DATA EXCERPTS:
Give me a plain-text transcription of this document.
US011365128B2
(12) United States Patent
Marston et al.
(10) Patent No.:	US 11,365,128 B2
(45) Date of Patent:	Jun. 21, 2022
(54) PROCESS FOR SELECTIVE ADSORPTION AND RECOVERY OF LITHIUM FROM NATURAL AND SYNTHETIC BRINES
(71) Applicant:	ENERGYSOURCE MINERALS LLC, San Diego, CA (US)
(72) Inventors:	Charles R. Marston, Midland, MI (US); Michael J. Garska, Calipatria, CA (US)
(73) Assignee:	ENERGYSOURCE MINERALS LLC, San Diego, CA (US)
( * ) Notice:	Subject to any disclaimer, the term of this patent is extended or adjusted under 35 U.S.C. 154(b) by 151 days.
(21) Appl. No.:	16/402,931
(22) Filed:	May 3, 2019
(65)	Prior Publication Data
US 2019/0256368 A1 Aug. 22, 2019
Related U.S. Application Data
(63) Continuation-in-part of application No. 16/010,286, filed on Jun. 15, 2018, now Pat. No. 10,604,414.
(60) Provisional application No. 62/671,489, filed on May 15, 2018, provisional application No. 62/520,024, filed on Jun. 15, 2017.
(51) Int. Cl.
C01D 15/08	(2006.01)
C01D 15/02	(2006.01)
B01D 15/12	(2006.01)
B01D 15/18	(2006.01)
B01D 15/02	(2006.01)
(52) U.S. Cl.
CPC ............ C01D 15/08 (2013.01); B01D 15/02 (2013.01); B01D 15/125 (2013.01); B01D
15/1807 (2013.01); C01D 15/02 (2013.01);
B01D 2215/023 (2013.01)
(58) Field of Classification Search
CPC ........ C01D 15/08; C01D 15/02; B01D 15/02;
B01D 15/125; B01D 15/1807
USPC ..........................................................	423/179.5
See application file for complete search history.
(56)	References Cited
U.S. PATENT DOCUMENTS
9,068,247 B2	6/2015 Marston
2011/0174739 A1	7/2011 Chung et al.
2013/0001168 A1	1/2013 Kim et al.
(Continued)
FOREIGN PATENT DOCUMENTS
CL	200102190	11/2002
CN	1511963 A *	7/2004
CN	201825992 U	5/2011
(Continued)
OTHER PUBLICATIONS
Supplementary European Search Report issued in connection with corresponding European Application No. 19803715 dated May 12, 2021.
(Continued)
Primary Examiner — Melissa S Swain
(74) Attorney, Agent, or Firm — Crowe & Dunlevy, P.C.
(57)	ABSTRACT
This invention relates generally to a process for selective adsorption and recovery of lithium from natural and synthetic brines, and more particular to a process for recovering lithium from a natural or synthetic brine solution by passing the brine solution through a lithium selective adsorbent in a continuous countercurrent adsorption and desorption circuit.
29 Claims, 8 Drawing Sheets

TASK OBJECTIVE: All of the material must be reproduced exactly.

THE ANSWER:
Give me a plain-text transcription of this document.
US011365128B2
(12) United States Patent
Marston et al.
(10) Patent No.:	US 11,365,128 B2
(45) Date of Patent:	Jun. 21, 2022
(54) PROCESS FOR SELECTIVE ADSORPTION AND RECOVERY OF LITHIUM FROM NATURAL AND SYNTHETIC BRINES
(71) Applicant:	ENERGYSOURCE MINERALS LLC, San Diego, CA (US)
(72) Inventors:	Charles R. Marston, Midland, MI (US); Michael J. Garska, Calipatria, CA (US)
(73) Assignee:	ENERGYSOURCE MINERALS LLC, San Diego, CA (US)
( * ) Notice:	Subject to any disclaimer, the term of this patent is extended or adjusted under 35 U.S.C. 154(b) by 151 days.
(21) Appl. No.:	16/402,931
(22) Filed:	May 3, 2019
(65)	Prior Publication Data
US 2019/0256368 A1 Aug. 22, 2019
Related U.S. Application Data
(63) Continuation-in-part of application No. 16/010,286, filed on Jun. 15, 2018, now Pat. No. 10,604,414.
(60) Provisional application No. 62/671,489, filed on May 15, 2018, provisional application No. 62/520,024, filed on Jun. 15, 2017.
(51) Int. Cl.
C01D 15/08	(2006.01)
C01D 15/02	(2006.01)
B01D 15/12	(2006.01)
B01D 15/18	(2006.01)
B01D 15/02	(2006.01)
(52) U.S. Cl.
CPC ............ C01D 15/08 (2013.01); B01D 15/02 (2013.01); B01D 15/125 (2013.01); B01D
15/1807 (2013.01); C01D 15/02 (2013.01);
B01D 2215/023 (2013.01)
(58) Field of Classification Search
CPC ........ C01D 15/08; C01D 15/02; B01D 15/02;
B01D 15/125; B01D 15/1807
USPC ..........................................................	423/179.5
See application file for complete search history.
(56)	References Cited
U.S. PATENT DOCUMENTS
9,068,247 B2	6/2015 Marston
2011/0174739 A1	7/2011 Chung et al.
2013/0001168 A1	1/2013 Kim et al.
(Continued)
FOREIGN PATENT DOCUMENTS
CL	200102190	11/2002
CN	1511963 A *	7/2004
CN	201825992 U	5/2011
(Continued)
OTHER PUBLICATIONS
Supplementary European Search Report issued in connection with corresponding European Application No. 19803715 dated May 12, 2021.
(Continued)
Primary Examiner — Melissa S Swain
(74) Attorney, Agent, or Firm — Crowe & Dunlevy, P.C.
(57)	ABSTRACT
This invention relates generally to a process for selective adsorption and recovery of lithium from natural and synthetic brines, and more particular to a process for recovering lithium from a natural or synthetic brine solution by passing the brine solution through a lithium selective adsorbent in a continuous countercurrent adsorption and desorption circuit.
29 Claims, 8 Drawing Sheets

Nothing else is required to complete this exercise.